╔══

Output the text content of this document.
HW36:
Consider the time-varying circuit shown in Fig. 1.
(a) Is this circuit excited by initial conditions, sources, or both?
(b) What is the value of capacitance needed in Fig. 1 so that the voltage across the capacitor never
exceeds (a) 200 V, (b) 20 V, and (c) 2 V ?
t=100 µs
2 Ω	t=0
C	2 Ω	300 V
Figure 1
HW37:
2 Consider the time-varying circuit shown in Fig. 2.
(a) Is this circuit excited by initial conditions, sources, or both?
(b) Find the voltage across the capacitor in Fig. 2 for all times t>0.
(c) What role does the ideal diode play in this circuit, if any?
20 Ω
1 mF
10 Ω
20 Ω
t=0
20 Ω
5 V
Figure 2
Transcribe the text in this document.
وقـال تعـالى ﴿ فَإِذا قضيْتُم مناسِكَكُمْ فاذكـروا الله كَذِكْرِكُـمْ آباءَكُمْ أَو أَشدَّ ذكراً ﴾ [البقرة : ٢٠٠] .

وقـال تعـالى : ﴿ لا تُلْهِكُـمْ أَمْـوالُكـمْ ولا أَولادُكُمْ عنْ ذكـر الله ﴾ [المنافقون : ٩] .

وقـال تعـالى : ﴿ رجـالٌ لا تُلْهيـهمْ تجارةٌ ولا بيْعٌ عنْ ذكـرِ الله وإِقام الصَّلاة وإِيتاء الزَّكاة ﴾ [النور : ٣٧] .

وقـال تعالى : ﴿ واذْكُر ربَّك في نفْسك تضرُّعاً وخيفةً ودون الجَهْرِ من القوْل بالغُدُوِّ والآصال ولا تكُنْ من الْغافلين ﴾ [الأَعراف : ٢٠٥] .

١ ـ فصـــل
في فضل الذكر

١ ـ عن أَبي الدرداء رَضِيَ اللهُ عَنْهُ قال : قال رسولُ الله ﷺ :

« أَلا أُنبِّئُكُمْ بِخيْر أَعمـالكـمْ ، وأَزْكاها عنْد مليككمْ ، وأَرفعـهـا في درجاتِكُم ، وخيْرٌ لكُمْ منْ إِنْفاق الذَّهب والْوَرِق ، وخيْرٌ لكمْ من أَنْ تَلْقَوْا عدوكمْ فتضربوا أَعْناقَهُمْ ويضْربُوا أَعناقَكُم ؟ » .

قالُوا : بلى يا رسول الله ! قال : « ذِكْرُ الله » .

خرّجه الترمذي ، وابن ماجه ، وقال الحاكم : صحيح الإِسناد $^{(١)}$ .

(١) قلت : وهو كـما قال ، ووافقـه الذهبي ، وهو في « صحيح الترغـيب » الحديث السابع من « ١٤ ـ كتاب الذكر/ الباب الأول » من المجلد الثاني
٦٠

╚══

Task description =
Generate an exact reproduction of all entries.

Answer to this exercise =
Output the text content of this document.
HW36:
Consider the time-varying circuit shown in Fig. 1.
(a) Is this circuit excited by initial conditions, sources, or both?
(b) What is the value of capacitance needed in Fig. 1 so that the voltage across the capacitor never
exceeds (a) 200 V, (b) 20 V, and (c) 2 V ?
t=100 µs
2 Ω	t=0
C	2 Ω	300 V
Figure 1
HW37:
2 Consider the time-varying circuit shown in Fig. 2.
(a) Is this circuit excited by initial conditions, sources, or both?
(b) Find the voltage across the capacitor in Fig. 2 for all times t>0.
(c) What role does the ideal diode play in this circuit, if any?
20 Ω
1 mF
10 Ω
20 Ω
t=0
20 Ω
5 V
Figure 2
Transcribe the text in this document.
وقـال تعـالى ﴿ فَإِذا قضيْتُم مناسِكَكُمْ فاذكـروا الله كَذِكْرِكُـمْ آباءَكُمْ أَو أَشدَّ ذكراً ﴾ [البقرة : ٢٠٠] .

وقـال تعـالى : ﴿ لا تُلْهِكُـمْ أَمْـوالُكـمْ ولا أَولادُكُمْ عنْ ذكـر الله ﴾ [المنافقون : ٩] .

وقـال تعـالى : ﴿ رجـالٌ لا تُلْهيـهمْ تجارةٌ ولا بيْعٌ عنْ ذكـرِ الله وإِقام الصَّلاة وإِيتاء الزَّكاة ﴾ [النور : ٣٧] .

وقـال تعالى : ﴿ واذْكُر ربَّك في نفْسك تضرُّعاً وخيفةً ودون الجَهْرِ من القوْل بالغُدُوِّ والآصال ولا تكُنْ من الْغافلين ﴾ [الأَعراف : ٢٠٥] .

١ ـ فصـــل
في فضل الذكر

١ ـ عن أَبي الدرداء رَضِيَ اللهُ عَنْهُ قال : قال رسولُ الله ﷺ :

« أَلا أُنبِّئُكُمْ بِخيْر أَعمـالكـمْ ، وأَزْكاها عنْد مليككمْ ، وأَرفعـهـا في درجاتِكُم ، وخيْرٌ لكُمْ منْ إِنْفاق الذَّهب والْوَرِق ، وخيْرٌ لكمْ من أَنْ تَلْقَوْا عدوكمْ فتضربوا أَعْناقَهُمْ ويضْربُوا أَعناقَكُم ؟ » .

قالُوا : بلى يا رسول الله ! قال : « ذِكْرُ الله » .

خرّجه الترمذي ، وابن ماجه ، وقال الحاكم : صحيح الإِسناد $^{(١)}$ .

(١) قلت : وهو كـما قال ، ووافقـه الذهبي ، وهو في « صحيح الترغـيب » الحديث السابع من « ١٤ ـ كتاب الذكر/ الباب الأول » من المجلد الثاني
٦٠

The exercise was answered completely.